**Text for analysis**
>>
So far, this framework has touched on Active Directory Domains and Workgroups for device management strategies. There is a third strategy called Mobile Device Management (MDM), which involves using a proprietary cloud-based tool to provision and manage all company devices. In an MDM scenario, devices are configured with profiles that enroll them under company resources, thus becoming “managed” devices. Even if the devices are owned by the employees and do not even enter the official workplace, they are still under the control of the company. The devices are controlled by administrators through a central dashboard, where they can configure security settings, personalization, and restrictions on resources.
You should recall the Windows AD Group Policies from the section on Active Directory. MDM templates function much in the same way, only they are used in a cloud-based scenario. MDM control can be extremely granular. Administrators can not only configure the host operating system, but also the system behavior and installed application settings as well. Some MDM features, like Windows Autopilot, allow devices to be configured right out of the box so they can be sent to employees already under organizational control.
<<
**Data to examine**
>>
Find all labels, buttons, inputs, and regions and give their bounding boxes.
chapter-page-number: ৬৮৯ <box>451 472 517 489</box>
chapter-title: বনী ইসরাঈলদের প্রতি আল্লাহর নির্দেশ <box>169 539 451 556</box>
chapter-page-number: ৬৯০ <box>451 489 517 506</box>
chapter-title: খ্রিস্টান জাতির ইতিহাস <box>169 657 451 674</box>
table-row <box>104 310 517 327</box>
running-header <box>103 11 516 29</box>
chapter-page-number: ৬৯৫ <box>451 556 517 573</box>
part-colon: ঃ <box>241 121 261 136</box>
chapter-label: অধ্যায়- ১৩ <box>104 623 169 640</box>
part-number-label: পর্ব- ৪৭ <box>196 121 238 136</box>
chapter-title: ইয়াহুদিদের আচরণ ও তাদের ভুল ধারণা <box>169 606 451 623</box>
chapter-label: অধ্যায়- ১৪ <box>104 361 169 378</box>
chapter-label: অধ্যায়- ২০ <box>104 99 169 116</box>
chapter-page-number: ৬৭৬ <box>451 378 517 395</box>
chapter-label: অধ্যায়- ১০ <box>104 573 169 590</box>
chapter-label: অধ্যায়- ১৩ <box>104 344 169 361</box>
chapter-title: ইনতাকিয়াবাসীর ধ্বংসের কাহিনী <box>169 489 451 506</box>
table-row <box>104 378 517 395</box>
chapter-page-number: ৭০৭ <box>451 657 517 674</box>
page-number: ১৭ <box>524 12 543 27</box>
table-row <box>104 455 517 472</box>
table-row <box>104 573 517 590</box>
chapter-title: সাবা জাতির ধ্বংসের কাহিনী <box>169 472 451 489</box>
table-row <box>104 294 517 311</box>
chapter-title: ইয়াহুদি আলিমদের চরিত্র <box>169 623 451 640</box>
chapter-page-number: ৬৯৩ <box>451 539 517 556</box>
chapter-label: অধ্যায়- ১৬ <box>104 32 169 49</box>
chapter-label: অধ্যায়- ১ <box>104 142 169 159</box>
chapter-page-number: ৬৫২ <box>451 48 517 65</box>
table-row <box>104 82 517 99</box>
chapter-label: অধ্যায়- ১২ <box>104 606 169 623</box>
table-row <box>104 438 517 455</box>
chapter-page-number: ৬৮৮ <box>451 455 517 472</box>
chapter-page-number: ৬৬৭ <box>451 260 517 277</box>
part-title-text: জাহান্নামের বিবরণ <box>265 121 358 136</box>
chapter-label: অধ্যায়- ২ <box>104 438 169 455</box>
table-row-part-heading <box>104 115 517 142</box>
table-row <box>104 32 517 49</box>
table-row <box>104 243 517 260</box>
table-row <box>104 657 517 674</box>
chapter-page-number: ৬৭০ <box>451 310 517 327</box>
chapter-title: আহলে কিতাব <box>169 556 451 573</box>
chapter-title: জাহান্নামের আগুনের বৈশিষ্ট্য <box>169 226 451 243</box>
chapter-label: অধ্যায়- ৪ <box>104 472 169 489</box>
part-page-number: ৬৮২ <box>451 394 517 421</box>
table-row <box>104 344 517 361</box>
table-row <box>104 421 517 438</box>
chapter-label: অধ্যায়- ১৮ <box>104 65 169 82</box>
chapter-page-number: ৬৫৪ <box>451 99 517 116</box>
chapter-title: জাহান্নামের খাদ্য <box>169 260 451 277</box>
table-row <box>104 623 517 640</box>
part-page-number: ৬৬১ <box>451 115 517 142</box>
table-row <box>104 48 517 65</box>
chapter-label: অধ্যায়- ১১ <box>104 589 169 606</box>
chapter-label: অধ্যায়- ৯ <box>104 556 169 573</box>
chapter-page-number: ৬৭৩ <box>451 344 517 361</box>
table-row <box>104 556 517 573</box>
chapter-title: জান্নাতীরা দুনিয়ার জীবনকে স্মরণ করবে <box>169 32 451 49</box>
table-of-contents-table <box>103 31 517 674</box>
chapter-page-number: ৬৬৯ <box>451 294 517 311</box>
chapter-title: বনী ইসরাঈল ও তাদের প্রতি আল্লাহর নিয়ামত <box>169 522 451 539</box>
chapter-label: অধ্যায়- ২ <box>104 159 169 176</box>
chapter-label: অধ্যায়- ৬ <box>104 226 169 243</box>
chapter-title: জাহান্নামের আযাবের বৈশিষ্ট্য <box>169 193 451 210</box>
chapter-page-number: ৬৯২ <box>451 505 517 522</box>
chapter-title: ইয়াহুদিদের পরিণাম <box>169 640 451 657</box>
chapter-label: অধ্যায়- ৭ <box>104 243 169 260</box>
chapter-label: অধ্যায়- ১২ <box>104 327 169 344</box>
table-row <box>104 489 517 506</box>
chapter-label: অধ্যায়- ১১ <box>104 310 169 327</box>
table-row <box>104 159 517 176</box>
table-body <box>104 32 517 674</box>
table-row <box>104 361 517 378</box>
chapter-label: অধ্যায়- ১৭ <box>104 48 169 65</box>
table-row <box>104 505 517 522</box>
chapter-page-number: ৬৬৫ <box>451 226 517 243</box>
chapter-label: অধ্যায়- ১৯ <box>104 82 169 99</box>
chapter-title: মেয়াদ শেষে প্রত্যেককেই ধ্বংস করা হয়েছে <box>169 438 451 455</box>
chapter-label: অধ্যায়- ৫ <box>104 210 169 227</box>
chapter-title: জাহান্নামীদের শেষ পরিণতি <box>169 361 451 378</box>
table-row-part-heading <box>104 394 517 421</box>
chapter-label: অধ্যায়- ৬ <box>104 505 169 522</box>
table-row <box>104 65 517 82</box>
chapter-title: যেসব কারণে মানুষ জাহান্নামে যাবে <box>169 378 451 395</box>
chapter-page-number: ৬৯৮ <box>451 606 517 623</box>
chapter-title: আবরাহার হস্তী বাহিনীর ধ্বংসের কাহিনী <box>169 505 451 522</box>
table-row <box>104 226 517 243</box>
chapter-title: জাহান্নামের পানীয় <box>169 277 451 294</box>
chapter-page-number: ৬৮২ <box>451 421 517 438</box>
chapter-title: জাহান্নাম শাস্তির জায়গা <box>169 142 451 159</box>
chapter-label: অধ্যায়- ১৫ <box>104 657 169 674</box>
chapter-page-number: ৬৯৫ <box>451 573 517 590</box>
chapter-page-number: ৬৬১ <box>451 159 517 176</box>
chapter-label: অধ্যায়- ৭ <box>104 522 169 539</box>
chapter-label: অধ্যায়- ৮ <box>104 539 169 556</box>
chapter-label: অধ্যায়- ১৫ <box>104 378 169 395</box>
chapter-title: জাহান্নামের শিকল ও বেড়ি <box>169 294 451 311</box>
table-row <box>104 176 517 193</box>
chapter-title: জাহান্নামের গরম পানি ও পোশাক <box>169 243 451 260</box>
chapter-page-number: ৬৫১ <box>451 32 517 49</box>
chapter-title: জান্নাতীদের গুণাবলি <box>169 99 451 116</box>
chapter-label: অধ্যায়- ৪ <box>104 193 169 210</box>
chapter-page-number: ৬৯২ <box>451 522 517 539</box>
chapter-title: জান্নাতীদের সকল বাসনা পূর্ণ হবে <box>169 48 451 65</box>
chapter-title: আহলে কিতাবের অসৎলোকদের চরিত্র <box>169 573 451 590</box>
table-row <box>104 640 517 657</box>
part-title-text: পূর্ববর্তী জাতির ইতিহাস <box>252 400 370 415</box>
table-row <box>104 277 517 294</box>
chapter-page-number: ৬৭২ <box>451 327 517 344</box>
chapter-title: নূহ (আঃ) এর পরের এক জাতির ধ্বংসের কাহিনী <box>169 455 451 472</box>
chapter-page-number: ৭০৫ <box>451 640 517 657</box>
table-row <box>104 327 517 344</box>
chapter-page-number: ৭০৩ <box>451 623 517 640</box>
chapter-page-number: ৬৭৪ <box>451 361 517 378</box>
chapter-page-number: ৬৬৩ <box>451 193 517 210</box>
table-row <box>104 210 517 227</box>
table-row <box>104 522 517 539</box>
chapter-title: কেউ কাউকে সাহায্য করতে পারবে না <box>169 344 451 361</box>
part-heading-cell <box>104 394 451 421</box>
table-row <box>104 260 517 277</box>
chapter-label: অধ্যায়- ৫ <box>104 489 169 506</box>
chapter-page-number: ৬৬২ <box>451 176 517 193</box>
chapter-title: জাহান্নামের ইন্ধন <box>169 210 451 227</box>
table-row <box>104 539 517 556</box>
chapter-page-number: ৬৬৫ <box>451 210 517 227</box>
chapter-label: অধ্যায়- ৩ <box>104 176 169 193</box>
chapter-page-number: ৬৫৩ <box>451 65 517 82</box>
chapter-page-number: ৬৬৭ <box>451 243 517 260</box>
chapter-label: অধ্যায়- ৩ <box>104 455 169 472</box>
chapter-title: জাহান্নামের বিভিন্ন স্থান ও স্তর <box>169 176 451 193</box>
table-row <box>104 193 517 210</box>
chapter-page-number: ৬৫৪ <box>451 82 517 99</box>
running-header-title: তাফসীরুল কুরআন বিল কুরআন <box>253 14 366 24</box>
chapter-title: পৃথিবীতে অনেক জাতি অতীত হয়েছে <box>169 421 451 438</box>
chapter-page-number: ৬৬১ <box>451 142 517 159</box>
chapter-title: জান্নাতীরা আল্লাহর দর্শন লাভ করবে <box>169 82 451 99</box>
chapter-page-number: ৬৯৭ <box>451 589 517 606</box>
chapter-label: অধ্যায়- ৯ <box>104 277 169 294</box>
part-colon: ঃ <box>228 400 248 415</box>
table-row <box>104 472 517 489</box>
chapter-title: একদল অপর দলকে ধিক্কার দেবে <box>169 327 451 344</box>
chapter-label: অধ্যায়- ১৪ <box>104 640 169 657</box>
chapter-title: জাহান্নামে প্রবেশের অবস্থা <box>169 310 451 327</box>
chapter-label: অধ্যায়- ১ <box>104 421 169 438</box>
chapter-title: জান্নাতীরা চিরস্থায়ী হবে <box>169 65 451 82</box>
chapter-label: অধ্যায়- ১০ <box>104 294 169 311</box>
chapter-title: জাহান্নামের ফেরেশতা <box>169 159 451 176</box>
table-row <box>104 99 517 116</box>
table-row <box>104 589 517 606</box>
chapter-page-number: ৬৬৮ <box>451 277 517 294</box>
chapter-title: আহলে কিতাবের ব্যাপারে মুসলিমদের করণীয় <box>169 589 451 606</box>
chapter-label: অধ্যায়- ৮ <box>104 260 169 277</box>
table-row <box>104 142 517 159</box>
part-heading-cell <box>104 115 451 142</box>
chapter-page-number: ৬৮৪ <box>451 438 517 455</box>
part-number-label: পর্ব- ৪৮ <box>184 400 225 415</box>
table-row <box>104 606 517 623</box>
<<
**List of tasks**
1 - List every device management strategy that the text on device management strategies names.
2 - Extend the text on device management strategies, starting right after its last sentence.

**Answers for each item**
1 - Active Directory Domains, Workgroups, Mobile Device Management (MDM)

2 -
MDM is a good solution for organizations with significant amounts of mobile and remote working. MDM solutions are usually tied into identity and access management (IAM) platforms, allowing an organization to configure most of its IT infrastructure on the cloud. Employees are provisioned with user identities and privileges and are assigned an MDM-managed device that they use to sign in with their identity and perform their workloads on company-managed resources. Another management strategy called Mobile Application Management (MAM) takes things even further and allows the organization to restrict and control company resources at the individual application level.
If you run a smaller organization and have no desire to host on-premises servers, yet you still need some sort of device management technology, then MDM is built for you. Many business owners may also find that using an MDM platform is more straightforward than using Active Directory. There are a variety of reputable MDM solutions out there. Microsoft Intune is extremely powerful; it integrates with an organization’s pre-established Microsoft 365 infrastructure and accounts and supports a variety of operating systems from Windows to macOS to Android and IOS. If you are running an Apple-dominated environment, then JAMF and Apple Configurator are options for managing a range of different Apple devices.